╔══

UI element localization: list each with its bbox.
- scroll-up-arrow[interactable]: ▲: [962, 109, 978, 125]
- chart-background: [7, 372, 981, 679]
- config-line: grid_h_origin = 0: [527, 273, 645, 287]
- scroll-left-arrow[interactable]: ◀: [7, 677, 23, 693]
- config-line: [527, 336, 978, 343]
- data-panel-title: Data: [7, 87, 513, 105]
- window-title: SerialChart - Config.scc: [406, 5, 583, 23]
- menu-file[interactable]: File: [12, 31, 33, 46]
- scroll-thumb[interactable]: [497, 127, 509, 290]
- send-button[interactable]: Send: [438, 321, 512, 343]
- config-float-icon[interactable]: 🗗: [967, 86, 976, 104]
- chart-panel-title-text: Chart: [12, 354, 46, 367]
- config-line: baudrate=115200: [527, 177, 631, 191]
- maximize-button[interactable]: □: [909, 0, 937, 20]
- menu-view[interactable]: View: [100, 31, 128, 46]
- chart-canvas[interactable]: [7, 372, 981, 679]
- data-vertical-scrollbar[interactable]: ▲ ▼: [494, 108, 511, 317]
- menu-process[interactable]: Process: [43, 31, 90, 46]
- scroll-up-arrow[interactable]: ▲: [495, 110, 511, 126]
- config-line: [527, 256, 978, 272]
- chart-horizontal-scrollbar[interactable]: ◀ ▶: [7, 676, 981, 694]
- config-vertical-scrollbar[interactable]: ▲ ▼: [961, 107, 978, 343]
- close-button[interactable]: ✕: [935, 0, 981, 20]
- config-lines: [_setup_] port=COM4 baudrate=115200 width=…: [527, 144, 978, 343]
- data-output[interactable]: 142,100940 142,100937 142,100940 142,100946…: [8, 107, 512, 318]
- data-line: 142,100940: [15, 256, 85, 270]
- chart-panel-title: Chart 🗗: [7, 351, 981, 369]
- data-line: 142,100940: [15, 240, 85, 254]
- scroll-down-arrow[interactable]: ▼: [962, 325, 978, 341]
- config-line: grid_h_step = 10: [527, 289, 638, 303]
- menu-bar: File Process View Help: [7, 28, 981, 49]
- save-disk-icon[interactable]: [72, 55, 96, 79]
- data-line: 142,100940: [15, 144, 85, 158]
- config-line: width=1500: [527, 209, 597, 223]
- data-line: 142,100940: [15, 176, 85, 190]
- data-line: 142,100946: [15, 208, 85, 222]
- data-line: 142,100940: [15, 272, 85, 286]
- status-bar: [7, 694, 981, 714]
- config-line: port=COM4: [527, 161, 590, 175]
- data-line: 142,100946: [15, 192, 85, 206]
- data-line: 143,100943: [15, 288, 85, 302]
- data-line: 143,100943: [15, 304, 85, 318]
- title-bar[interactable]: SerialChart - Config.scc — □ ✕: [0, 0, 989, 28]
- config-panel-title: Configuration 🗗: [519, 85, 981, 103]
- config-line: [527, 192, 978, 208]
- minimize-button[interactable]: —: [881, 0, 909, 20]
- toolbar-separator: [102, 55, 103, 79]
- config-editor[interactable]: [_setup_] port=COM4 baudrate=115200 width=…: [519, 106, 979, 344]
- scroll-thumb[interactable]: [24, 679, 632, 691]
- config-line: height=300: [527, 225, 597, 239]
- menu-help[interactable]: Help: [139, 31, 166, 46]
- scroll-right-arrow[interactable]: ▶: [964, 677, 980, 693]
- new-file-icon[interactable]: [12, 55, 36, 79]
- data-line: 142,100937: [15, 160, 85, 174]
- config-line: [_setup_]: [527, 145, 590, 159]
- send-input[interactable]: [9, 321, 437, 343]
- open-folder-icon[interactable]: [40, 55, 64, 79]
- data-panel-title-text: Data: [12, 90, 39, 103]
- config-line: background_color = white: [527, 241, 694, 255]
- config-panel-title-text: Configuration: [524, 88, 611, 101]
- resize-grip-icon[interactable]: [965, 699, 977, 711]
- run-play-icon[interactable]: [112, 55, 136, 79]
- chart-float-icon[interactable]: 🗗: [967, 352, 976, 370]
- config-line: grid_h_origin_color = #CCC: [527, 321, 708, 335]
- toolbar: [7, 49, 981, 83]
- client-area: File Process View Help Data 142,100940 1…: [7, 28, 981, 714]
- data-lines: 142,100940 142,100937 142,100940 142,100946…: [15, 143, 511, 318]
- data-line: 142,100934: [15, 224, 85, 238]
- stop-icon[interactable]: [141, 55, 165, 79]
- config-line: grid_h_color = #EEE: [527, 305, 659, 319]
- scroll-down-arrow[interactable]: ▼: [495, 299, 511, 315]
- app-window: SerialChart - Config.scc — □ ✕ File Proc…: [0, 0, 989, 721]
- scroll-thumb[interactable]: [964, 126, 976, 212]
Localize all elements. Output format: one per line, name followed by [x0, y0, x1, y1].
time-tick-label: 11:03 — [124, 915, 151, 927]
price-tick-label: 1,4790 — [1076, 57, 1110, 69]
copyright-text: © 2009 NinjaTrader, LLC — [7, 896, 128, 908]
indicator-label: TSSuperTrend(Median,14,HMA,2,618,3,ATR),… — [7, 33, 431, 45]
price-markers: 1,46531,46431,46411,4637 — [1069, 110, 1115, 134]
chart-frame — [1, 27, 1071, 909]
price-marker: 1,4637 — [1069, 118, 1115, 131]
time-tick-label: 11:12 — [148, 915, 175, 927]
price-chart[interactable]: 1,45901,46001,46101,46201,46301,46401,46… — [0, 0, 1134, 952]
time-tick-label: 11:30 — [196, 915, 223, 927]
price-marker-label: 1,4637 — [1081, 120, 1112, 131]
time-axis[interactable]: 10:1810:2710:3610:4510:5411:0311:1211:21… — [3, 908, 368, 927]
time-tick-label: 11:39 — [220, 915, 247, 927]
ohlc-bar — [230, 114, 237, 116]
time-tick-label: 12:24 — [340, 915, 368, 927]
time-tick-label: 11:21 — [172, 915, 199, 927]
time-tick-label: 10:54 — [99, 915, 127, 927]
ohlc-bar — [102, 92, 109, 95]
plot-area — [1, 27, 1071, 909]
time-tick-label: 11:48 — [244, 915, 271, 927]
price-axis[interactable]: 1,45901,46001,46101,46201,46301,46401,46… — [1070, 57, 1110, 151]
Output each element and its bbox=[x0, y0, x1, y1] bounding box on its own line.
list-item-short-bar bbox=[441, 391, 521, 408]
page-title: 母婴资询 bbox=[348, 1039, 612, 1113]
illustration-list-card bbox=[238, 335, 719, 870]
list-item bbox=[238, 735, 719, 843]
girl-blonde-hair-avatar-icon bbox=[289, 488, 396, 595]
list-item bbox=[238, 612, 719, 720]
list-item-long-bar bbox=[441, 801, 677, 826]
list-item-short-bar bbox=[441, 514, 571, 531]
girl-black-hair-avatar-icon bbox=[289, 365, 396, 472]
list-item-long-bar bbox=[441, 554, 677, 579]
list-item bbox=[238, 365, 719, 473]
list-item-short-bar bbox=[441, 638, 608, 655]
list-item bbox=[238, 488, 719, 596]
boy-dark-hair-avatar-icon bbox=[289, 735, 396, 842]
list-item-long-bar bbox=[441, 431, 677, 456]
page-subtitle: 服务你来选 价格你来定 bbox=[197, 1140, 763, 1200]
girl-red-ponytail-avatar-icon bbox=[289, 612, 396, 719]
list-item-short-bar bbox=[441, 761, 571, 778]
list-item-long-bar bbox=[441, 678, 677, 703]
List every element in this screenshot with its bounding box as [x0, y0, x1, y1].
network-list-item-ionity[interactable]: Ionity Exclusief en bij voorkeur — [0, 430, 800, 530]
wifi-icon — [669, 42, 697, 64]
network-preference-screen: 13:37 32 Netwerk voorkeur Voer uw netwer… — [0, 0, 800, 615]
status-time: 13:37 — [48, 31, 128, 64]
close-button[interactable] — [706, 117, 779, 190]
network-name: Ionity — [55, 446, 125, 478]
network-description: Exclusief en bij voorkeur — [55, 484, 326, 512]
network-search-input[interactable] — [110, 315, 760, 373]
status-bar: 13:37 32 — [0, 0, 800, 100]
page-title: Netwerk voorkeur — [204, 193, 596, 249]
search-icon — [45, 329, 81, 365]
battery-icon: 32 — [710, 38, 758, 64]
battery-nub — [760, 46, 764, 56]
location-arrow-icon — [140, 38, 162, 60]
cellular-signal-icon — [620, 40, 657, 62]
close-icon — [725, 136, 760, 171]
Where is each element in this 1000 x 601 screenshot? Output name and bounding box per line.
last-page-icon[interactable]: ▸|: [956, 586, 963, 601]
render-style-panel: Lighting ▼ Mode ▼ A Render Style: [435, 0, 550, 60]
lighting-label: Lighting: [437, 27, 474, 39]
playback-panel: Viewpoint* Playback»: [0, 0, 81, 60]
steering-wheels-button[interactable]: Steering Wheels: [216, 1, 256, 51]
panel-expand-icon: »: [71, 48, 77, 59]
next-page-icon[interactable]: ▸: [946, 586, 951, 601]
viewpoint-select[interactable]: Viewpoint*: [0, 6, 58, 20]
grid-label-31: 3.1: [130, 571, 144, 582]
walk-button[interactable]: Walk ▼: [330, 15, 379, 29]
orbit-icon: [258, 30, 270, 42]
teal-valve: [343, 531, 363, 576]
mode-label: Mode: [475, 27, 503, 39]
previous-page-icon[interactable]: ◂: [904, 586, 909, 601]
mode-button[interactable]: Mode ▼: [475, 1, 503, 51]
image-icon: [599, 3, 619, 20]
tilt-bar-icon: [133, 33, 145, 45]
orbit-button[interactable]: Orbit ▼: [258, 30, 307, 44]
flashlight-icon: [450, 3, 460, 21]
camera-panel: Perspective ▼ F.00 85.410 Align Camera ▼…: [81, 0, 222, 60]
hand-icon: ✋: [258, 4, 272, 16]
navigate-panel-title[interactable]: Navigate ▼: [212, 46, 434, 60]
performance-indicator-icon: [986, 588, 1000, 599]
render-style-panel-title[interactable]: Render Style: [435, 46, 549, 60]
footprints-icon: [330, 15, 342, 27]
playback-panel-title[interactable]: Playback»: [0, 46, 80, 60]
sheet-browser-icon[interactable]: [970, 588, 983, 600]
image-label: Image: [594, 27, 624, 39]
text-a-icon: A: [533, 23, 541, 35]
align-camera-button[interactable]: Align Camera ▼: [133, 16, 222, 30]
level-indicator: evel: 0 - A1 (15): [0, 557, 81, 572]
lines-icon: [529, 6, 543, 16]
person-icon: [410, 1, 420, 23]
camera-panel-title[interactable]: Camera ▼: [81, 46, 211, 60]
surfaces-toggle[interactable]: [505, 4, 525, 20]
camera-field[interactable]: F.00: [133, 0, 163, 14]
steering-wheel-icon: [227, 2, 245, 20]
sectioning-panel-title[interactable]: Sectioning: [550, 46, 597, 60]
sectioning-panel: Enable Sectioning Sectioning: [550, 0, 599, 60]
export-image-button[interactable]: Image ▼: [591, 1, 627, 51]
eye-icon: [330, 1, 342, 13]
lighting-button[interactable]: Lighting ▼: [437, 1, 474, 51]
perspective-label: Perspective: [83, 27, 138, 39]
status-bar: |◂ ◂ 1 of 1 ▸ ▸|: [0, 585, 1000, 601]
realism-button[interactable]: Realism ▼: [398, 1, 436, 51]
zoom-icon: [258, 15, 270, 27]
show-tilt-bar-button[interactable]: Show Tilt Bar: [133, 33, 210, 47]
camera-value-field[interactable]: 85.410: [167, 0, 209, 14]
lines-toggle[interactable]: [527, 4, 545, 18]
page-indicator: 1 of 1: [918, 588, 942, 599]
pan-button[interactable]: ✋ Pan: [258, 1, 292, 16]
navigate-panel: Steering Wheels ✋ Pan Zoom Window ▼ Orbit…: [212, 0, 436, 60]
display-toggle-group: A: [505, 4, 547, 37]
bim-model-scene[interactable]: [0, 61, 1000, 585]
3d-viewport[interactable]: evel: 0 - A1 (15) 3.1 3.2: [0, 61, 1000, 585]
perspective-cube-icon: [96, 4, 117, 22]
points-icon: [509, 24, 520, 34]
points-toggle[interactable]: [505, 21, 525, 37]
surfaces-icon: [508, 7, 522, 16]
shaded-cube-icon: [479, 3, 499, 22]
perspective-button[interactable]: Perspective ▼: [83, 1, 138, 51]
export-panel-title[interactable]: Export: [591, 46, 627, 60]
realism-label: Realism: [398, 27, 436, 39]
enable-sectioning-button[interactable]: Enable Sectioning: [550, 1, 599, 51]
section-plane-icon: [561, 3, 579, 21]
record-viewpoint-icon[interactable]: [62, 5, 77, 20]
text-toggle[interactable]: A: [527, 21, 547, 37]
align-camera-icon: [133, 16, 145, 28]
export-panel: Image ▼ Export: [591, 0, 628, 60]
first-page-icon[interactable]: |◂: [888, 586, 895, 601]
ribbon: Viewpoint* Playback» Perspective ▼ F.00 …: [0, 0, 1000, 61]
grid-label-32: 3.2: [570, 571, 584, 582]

╚══

WHAT IS ASKED
Reproduce, unchanged, the lines from the start of the items through the line holding "- close-button[interactable]: ✕: [935, 0, 981, 20]", inclusive.

RESPONSE TO THE EXERCISE
UI element localization: list each with its bbox.
- scroll-up-arrow[interactable]: ▲: [962, 109, 978, 125]
- chart-background: [7, 372, 981, 679]
- config-line: grid_h_origin = 0: [527, 273, 645, 287]
- scroll-left-arrow[interactable]: ◀: [7, 677, 23, 693]
- config-line: [527, 336, 978, 343]
- data-panel-title: Data: [7, 87, 513, 105]
- window-title: SerialChart - Config.scc: [406, 5, 583, 23]
- menu-file[interactable]: File: [12, 31, 33, 46]
- scroll-thumb[interactable]: [497, 127, 509, 290]
- send-button[interactable]: Send: [438, 321, 512, 343]
- config-float-icon[interactable]: 🗗: [967, 86, 976, 104]
- chart-panel-title-text: Chart: [12, 354, 46, 367]
- config-line: baudrate=115200: [527, 177, 631, 191]
- maximize-button[interactable]: □: [909, 0, 937, 20]
- menu-view[interactable]: View: [100, 31, 128, 46]
- chart-canvas[interactable]: [7, 372, 981, 679]
- data-vertical-scrollbar[interactable]: ▲ ▼: [494, 108, 511, 317]
- menu-process[interactable]: Process: [43, 31, 90, 46]
- scroll-up-arrow[interactable]: ▲: [495, 110, 511, 126]
- config-line: [527, 256, 978, 272]
- chart-horizontal-scrollbar[interactable]: ◀ ▶: [7, 676, 981, 694]
- config-vertical-scrollbar[interactable]: ▲ ▼: [961, 107, 978, 343]
- close-button[interactable]: ✕: [935, 0, 981, 20]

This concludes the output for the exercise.